- [TEXT PASSAGE]:

++++

We don’t talk the way we used to – not even online. The conversations we have through platforms like the Facebook wall are becoming less of an exchange and more the rehearsal of a person’s idealized self-image, chirping sweet, self-affirming nothings atop their personal soapbox.
Internet-based communication systems have been available to the public for over 20 years now, and a comparison of this new walled garden approach of Facebook and Twitter with traditional real-time chat such as the old Internet Relay Chat reveals some of the potential social effects of the different platforms.
Internet Relay Chat (IRC)
IRC was the most popular form of the internet ‘chat rooms’ of the 80s and 90s. A chat room or channel had a name, an owner and hierarchy of operators – people with power to set topics, moderate conversation and kick people out of that channel. A typical IRC user frequented three or four channels at a time, with a different power structure in each – the owner of channel #newzealand might be an operator in #nzchat and a standard user in #funfactory. Messages are sent to a channel or to an individual in ‘private chat.’ Everything sent to a channel is seen by everyone in that channel.

++++

- [SOURCE INFORMATION]:
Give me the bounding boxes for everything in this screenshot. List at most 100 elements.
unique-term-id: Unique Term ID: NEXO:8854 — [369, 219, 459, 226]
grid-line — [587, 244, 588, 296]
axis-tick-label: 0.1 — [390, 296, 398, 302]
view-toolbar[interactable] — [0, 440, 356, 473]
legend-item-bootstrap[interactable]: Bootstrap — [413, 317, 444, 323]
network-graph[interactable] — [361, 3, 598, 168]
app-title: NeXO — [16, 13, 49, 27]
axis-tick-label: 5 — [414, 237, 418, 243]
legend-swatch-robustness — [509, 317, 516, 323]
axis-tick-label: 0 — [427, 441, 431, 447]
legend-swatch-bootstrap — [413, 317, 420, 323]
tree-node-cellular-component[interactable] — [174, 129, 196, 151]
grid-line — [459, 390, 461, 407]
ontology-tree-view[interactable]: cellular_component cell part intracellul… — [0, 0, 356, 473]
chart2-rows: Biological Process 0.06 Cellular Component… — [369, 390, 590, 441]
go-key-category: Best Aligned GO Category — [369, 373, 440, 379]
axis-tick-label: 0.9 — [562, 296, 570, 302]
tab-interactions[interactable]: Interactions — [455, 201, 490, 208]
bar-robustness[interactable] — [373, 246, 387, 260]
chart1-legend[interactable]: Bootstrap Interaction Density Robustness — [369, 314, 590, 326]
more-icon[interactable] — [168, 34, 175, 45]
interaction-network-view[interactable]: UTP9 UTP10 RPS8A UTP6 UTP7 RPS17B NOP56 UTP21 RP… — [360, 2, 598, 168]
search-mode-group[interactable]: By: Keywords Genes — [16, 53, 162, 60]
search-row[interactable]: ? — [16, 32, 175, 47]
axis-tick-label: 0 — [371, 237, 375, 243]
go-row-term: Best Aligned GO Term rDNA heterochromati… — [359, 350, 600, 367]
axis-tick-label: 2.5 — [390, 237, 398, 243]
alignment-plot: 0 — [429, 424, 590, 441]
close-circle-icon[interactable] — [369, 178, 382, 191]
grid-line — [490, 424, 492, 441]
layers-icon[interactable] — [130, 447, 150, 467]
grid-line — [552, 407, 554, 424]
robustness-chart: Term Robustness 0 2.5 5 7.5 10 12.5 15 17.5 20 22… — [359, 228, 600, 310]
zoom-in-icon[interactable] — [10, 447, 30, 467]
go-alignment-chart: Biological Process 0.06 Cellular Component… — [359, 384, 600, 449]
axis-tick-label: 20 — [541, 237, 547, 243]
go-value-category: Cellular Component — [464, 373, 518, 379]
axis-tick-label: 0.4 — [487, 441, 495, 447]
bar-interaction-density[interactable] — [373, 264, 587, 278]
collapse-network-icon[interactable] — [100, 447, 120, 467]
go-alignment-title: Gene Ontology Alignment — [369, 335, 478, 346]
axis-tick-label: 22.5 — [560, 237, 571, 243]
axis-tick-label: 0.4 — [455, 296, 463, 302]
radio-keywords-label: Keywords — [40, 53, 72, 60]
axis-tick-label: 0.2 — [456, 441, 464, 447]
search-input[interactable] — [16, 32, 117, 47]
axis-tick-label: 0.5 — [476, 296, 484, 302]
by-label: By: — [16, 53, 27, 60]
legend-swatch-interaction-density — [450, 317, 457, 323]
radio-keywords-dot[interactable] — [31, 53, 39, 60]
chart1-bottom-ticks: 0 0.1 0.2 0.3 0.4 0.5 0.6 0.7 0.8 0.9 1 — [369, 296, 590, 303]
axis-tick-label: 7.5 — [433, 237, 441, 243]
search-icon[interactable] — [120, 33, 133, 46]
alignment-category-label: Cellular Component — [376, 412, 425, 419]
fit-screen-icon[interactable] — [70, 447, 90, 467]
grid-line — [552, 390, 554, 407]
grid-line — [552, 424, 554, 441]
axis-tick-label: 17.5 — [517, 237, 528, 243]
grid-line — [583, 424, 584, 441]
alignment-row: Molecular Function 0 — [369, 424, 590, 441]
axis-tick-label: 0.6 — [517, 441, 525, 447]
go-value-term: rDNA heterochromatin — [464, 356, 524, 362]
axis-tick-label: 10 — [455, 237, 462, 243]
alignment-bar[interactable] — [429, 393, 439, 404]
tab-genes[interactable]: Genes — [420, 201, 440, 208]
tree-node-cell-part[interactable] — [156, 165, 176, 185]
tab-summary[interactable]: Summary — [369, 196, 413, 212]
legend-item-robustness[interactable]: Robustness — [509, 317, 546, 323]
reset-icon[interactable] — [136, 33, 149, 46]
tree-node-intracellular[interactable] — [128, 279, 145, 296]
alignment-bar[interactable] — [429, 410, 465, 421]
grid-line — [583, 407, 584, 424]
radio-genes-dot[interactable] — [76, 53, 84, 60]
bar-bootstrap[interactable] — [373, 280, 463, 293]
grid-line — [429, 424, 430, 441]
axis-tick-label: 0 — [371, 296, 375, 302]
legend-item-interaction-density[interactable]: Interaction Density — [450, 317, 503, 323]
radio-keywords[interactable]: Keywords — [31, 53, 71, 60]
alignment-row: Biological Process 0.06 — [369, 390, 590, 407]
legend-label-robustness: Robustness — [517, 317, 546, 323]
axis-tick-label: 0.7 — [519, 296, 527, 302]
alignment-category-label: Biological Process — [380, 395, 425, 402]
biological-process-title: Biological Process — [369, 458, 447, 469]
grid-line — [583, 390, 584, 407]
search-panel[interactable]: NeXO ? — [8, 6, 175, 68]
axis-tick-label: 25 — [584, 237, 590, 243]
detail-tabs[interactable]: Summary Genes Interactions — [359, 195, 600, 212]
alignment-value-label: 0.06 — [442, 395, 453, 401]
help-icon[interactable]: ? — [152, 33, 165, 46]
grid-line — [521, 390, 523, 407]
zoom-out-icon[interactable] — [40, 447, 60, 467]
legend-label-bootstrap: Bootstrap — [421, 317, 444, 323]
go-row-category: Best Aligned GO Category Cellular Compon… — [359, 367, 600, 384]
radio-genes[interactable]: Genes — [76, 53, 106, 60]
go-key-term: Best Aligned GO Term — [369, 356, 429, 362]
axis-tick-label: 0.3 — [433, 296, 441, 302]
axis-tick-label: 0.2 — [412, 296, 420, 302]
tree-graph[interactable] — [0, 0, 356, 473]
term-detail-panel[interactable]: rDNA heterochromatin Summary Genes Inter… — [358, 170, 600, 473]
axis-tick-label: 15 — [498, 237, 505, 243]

++++

- [INSTRUCTIONS TO FOLLOW]:
Answer these from the text about online chat:
(a) For how long have internet-based communication systems been available to the public?
(b) In which decades was IRC the most popular form of internet chat rooms?
(c) How many channels did a typical IRC user frequent at a time?
Please rely only on the text about online chat, not on the lines.

- [EXERCISE OUTPUT]:
(a) Over 20 years
(b) The 80s and 90s
(c) Three or four